## Work to do
Copy out the listing exactly.

## Stored items

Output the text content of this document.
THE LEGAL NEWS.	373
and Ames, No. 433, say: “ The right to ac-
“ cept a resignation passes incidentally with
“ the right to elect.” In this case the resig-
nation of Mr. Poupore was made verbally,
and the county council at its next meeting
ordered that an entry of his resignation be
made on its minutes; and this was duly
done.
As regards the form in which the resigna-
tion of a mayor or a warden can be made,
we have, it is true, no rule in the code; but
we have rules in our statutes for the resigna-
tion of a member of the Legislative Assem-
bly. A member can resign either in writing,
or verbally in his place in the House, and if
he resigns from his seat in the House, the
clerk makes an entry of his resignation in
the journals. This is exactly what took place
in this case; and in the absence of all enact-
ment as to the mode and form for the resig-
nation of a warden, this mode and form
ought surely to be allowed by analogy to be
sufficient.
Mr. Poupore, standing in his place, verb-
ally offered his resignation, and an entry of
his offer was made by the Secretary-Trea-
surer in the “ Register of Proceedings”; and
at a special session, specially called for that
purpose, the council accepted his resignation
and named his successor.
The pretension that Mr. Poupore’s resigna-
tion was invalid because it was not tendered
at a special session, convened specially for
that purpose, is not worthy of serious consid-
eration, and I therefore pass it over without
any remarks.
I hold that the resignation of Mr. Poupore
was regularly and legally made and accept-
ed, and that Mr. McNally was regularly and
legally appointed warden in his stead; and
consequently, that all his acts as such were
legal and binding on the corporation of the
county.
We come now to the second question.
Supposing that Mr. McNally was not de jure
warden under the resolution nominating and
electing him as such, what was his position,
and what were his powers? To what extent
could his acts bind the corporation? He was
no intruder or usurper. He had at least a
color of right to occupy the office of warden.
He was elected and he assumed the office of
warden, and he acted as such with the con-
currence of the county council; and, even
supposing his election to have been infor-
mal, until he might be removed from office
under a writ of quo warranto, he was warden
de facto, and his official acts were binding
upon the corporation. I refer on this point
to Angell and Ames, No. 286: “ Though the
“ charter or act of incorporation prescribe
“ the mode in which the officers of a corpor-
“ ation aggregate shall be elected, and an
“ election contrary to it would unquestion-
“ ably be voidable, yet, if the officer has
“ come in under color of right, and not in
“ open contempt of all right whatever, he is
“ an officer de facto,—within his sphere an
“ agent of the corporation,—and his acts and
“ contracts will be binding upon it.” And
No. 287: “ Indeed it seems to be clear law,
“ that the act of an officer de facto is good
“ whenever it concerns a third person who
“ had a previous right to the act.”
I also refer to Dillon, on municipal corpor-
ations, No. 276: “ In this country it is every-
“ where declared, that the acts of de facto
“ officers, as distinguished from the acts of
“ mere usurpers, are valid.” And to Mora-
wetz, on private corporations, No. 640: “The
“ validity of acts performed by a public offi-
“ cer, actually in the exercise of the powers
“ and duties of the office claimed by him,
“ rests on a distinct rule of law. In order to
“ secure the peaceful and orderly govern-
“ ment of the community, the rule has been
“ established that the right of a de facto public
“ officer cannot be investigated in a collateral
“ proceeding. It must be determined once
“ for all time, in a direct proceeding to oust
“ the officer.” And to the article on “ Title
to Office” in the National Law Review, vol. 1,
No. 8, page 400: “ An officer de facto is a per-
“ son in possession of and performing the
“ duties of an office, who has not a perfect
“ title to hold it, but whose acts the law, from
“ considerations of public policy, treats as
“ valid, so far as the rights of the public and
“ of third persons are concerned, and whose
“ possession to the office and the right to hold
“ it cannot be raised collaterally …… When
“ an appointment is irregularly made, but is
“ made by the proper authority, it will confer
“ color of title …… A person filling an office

## Task answer
Output the text content of this document.
THE LEGAL NEWS.	373
and Ames, No. 433, say: “ The right to ac-
“ cept a resignation passes incidentally with
“ the right to elect.” In this case the resig-
nation of Mr. Poupore was made verbally,
and the county council at its next meeting
ordered that an entry of his resignation be
made on its minutes; and this was duly
done.
As regards the form in which the resigna-
tion of a mayor or a warden can be made,
we have, it is true, no rule in the code; but
we have rules in our statutes for the resigna-
tion of a member of the Legislative Assem-
bly. A member can resign either in writing,
or verbally in his place in the House, and if
he resigns from his seat in the House, the
clerk makes an entry of his resignation in
the journals. This is exactly what took place
in this case; and in the absence of all enact-
ment as to the mode and form for the resig-
nation of a warden, this mode and form
ought surely to be allowed by analogy to be
sufficient.
Mr. Poupore, standing in his place, verb-
ally offered his resignation, and an entry of
his offer was made by the Secretary-Trea-
surer in the “ Register of Proceedings”; and
at a special session, specially called for that
purpose, the council accepted his resignation
and named his successor.
The pretension that Mr. Poupore’s resigna-
tion was invalid because it was not tendered
at a special session, convened specially for
that purpose, is not worthy of serious consid-
eration, and I therefore pass it over without
any remarks.
I hold that the resignation of Mr. Poupore
was regularly and legally made and accept-
ed, and that Mr. McNally was regularly and
legally appointed warden in his stead; and
consequently, that all his acts as such were
legal and binding on the corporation of the
county.
We come now to the second question.
Supposing that Mr. McNally was not de jure
warden under the resolution nominating and
electing him as such, what was his position,
and what were his powers? To what extent
could his acts bind the corporation? He was
no intruder or usurper. He had at least a
color of right to occupy the office of warden.
He was elected and he assumed the office of
warden, and he acted as such with the con-
currence of the county council; and, even
supposing his election to have been infor-
mal, until he might be removed from office
under a writ of quo warranto, he was warden
de facto, and his official acts were binding
upon the corporation. I refer on this point
to Angell and Ames, No. 286: “ Though the
“ charter or act of incorporation prescribe
“ the mode in which the officers of a corpor-
“ ation aggregate shall be elected, and an
“ election contrary to it would unquestion-
“ ably be voidable, yet, if the officer has
“ come in under color of right, and not in
“ open contempt of all right whatever, he is
“ an officer de facto,—within his sphere an
“ agent of the corporation,—and his acts and
“ contracts will be binding upon it.” And
No. 287: “ Indeed it seems to be clear law,
“ that the act of an officer de facto is good
“ whenever it concerns a third person who
“ had a previous right to the act.”
I also refer to Dillon, on municipal corpor-
ations, No. 276: “ In this country it is every-
“ where declared, that the acts of de facto
“ officers, as distinguished from the acts of
“ mere usurpers, are valid.” And to Mora-
wetz, on private corporations, No. 640: “The
“ validity of acts performed by a public offi-
“ cer, actually in the exercise of the powers
“ and duties of the office claimed by him,
“ rests on a distinct rule of law. In order to
“ secure the peaceful and orderly govern-
“ ment of the community, the rule has been
“ established that the right of a de facto public
“ officer cannot be investigated in a collateral
“ proceeding. It must be determined once
“ for all time, in a direct proceeding to oust
“ the officer.” And to the article on “ Title
to Office” in the National Law Review, vol. 1,
No. 8, page 400: “ An officer de facto is a per-
“ son in possession of and performing the
“ duties of an office, who has not a perfect
“ title to hold it, but whose acts the law, from
“ considerations of public policy, treats as
“ valid, so far as the rights of the public and
“ of third persons are concerned, and whose
“ possession to the office and the right to hold
“ it cannot be raised collaterally …… When
“ an appointment is irregularly made, but is
“ made by the proper authority, it will confer
“ color of title …… A person filling an office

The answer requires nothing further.